• [What the task requires] Search the records for the word "from" and pick out every line that has it.

• [Entries shown]
— start —

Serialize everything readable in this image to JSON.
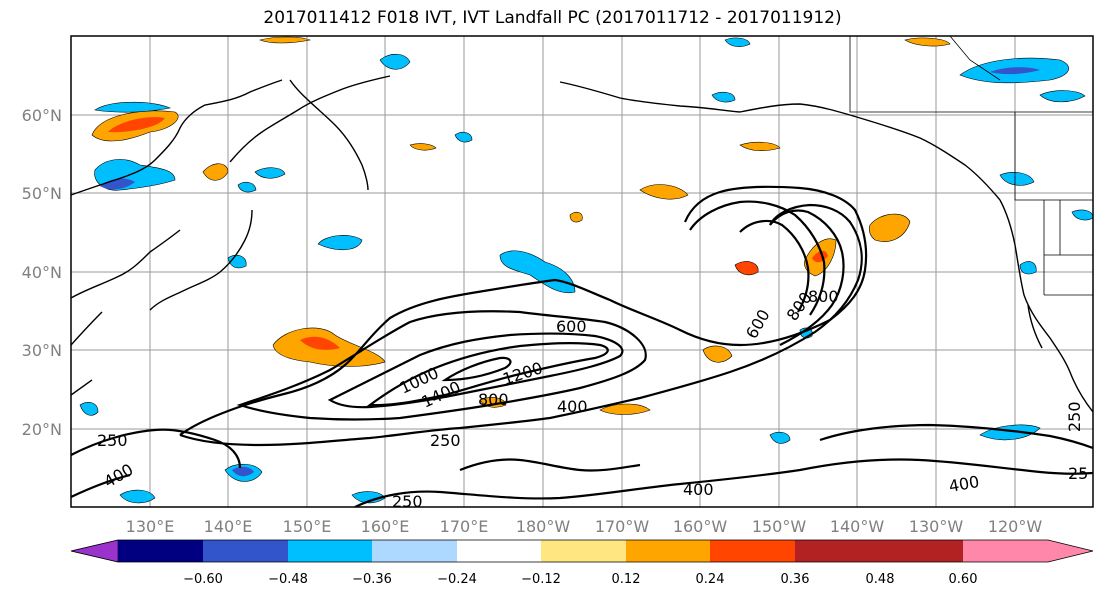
{
  "title": "2017011412 F018 IVT, IVT Landfall PC (2017011712 - 2017011912)",
  "axes": {
    "lon_labels": [
      "130°E",
      "140°E",
      "150°E",
      "160°E",
      "170°E",
      "180°W",
      "170°W",
      "160°W",
      "150°W",
      "140°W",
      "130°W",
      "120°W"
    ],
    "lat_labels": [
      "60°N",
      "50°N",
      "40°N",
      "30°N",
      "20°N"
    ]
  },
  "colorbar": {
    "colors": [
      "#9933cc",
      "#000080",
      "#3355cc",
      "#00bfff",
      "#add8ff",
      "#ffffff",
      "#ffe680",
      "#ffa500",
      "#ff4500",
      "#b22222",
      "#ff88aa"
    ],
    "tick_labels": [
      "−0.60",
      "−0.48",
      "−0.36",
      "−0.24",
      "−0.12",
      "0.12",
      "0.24",
      "0.36",
      "0.48",
      "0.60"
    ]
  },
  "contour_labels": [
    "250",
    "400",
    "600",
    "800",
    "1000",
    "1200",
    "1400",
    "800",
    "400",
    "250",
    "600",
    "800",
    "400",
    "250",
    "400",
    "25",
    "250"
  ]
}
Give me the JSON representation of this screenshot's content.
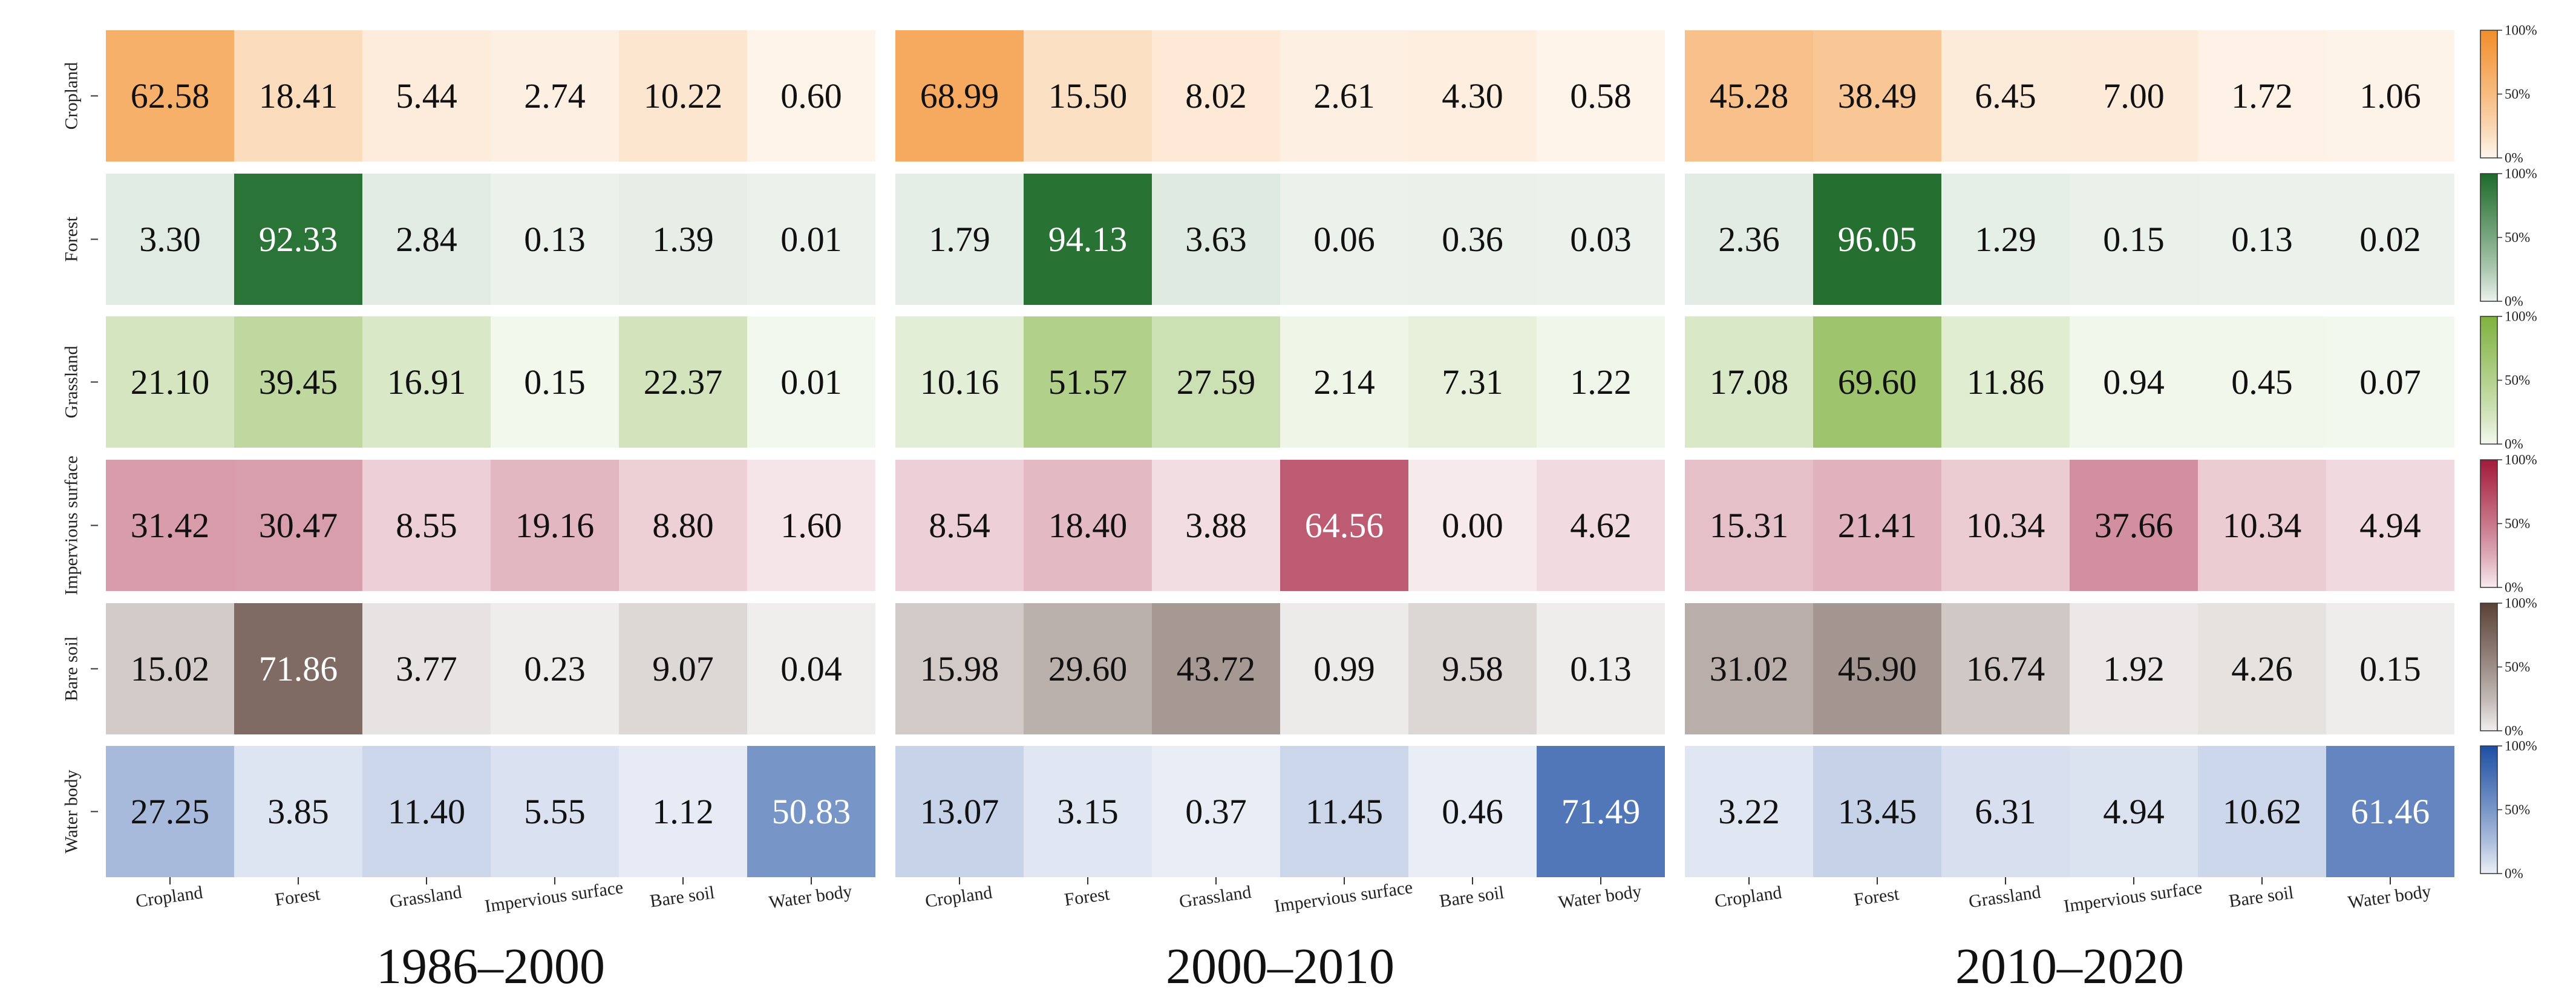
{
  "chart_data": {
    "type": "heatmap",
    "title": "",
    "row_labels": [
      "Cropland",
      "Forest",
      "Grassland",
      "Impervious surface",
      "Bare soil",
      "Water body"
    ],
    "column_labels": [
      "Cropland",
      "Forest",
      "Grassland",
      "Impervious surface",
      "Bare soil",
      "Water body"
    ],
    "colorbar_ticks": [
      "100%",
      "50%",
      "0%"
    ],
    "value_range": [
      0,
      100
    ],
    "row_colors": [
      "#f28e2b",
      "#1e6b2a",
      "#7fb23f",
      "#a31a3a",
      "#5b4136",
      "#1f4fa3"
    ],
    "periods": [
      {
        "label": "1986–2000",
        "values": [
          [
            "62.58",
            "18.41",
            "5.44",
            "2.74",
            "10.22",
            "0.60"
          ],
          [
            "3.30",
            "92.33",
            "2.84",
            "0.13",
            "1.39",
            "0.01"
          ],
          [
            "21.10",
            "39.45",
            "16.91",
            "0.15",
            "22.37",
            "0.01"
          ],
          [
            "31.42",
            "30.47",
            "8.55",
            "19.16",
            "8.80",
            "1.60"
          ],
          [
            "15.02",
            "71.86",
            "3.77",
            "0.23",
            "9.07",
            "0.04"
          ],
          [
            "27.25",
            "3.85",
            "11.40",
            "5.55",
            "1.12",
            "50.83"
          ]
        ]
      },
      {
        "label": "2000–2010",
        "values": [
          [
            "68.99",
            "15.50",
            "8.02",
            "2.61",
            "4.30",
            "0.58"
          ],
          [
            "1.79",
            "94.13",
            "3.63",
            "0.06",
            "0.36",
            "0.03"
          ],
          [
            "10.16",
            "51.57",
            "27.59",
            "2.14",
            "7.31",
            "1.22"
          ],
          [
            "8.54",
            "18.40",
            "3.88",
            "64.56",
            "0.00",
            "4.62"
          ],
          [
            "15.98",
            "29.60",
            "43.72",
            "0.99",
            "9.58",
            "0.13"
          ],
          [
            "13.07",
            "3.15",
            "0.37",
            "11.45",
            "0.46",
            "71.49"
          ]
        ]
      },
      {
        "label": "2010–2020",
        "values": [
          [
            "45.28",
            "38.49",
            "6.45",
            "7.00",
            "1.72",
            "1.06"
          ],
          [
            "2.36",
            "96.05",
            "1.29",
            "0.15",
            "0.13",
            "0.02"
          ],
          [
            "17.08",
            "69.60",
            "11.86",
            "0.94",
            "0.45",
            "0.07"
          ],
          [
            "15.31",
            "21.41",
            "10.34",
            "37.66",
            "10.34",
            "4.94"
          ],
          [
            "31.02",
            "45.90",
            "16.74",
            "1.92",
            "4.26",
            "0.15"
          ],
          [
            "3.22",
            "13.45",
            "6.31",
            "4.94",
            "10.62",
            "61.46"
          ]
        ]
      }
    ]
  }
}
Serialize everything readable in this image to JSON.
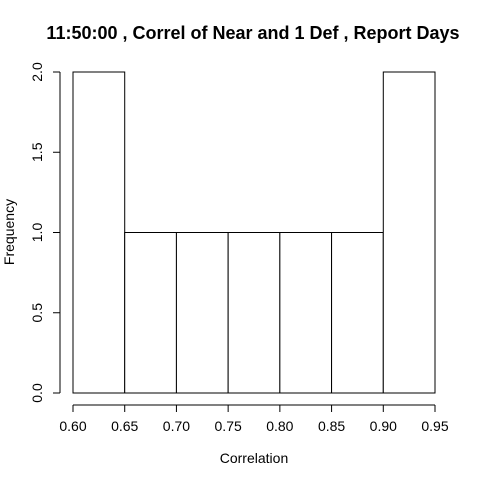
{
  "chart_data": {
    "type": "bar",
    "title": "11:50:00 , Correl of Near and 1 Def , Report Days",
    "xlabel": "Correlation",
    "ylabel": "Frequency",
    "bins": [
      {
        "from": 0.6,
        "to": 0.65,
        "count": 2
      },
      {
        "from": 0.65,
        "to": 0.7,
        "count": 1
      },
      {
        "from": 0.7,
        "to": 0.75,
        "count": 1
      },
      {
        "from": 0.75,
        "to": 0.8,
        "count": 1
      },
      {
        "from": 0.8,
        "to": 0.85,
        "count": 1
      },
      {
        "from": 0.85,
        "to": 0.9,
        "count": 1
      },
      {
        "from": 0.9,
        "to": 0.95,
        "count": 2
      }
    ],
    "xlim": [
      0.6,
      0.95
    ],
    "ylim": [
      0.0,
      2.0
    ],
    "xticks": [
      "0.60",
      "0.65",
      "0.70",
      "0.75",
      "0.80",
      "0.85",
      "0.90",
      "0.95"
    ],
    "yticks": [
      "0.0",
      "0.5",
      "1.0",
      "1.5",
      "2.0"
    ],
    "grid": false,
    "colors": {
      "bar_fill": "#ffffff",
      "bar_stroke": "#000000"
    }
  }
}
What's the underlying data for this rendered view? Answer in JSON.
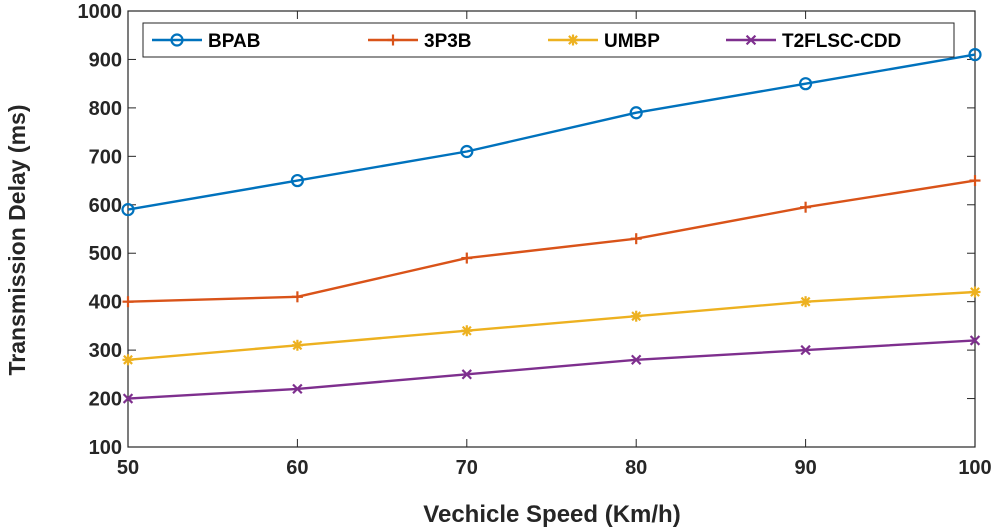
{
  "chart_data": {
    "type": "line",
    "title": "",
    "xlabel": "Vechicle Speed (Km/h)",
    "ylabel": "Transmission Delay (ms)",
    "x": [
      50,
      60,
      70,
      80,
      90,
      100
    ],
    "xlim": [
      50,
      100
    ],
    "ylim": [
      100,
      1000
    ],
    "xticks": [
      50,
      60,
      70,
      80,
      90,
      100
    ],
    "yticks": [
      100,
      200,
      300,
      400,
      500,
      600,
      700,
      800,
      900,
      1000
    ],
    "grid": false,
    "legend_position": "top",
    "series": [
      {
        "name": "BPAB",
        "values": [
          590,
          650,
          710,
          790,
          850,
          910
        ],
        "color": "#0072BD",
        "marker": "circle"
      },
      {
        "name": "3P3B",
        "values": [
          400,
          410,
          490,
          530,
          595,
          650
        ],
        "color": "#D95319",
        "marker": "plus"
      },
      {
        "name": "UMBP",
        "values": [
          280,
          310,
          340,
          370,
          400,
          420
        ],
        "color": "#EDB120",
        "marker": "asterisk"
      },
      {
        "name": "T2FLSC-CDD",
        "values": [
          200,
          220,
          250,
          280,
          300,
          320
        ],
        "color": "#7E2F8E",
        "marker": "x"
      }
    ]
  }
}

— end —

• [Task result]
        "from": 0.6,
        "from": 0.65,
        "from": 0.7,
        "from": 0.75,
        "from": 0.8,
        "from": 0.85,
        "from": 0.9,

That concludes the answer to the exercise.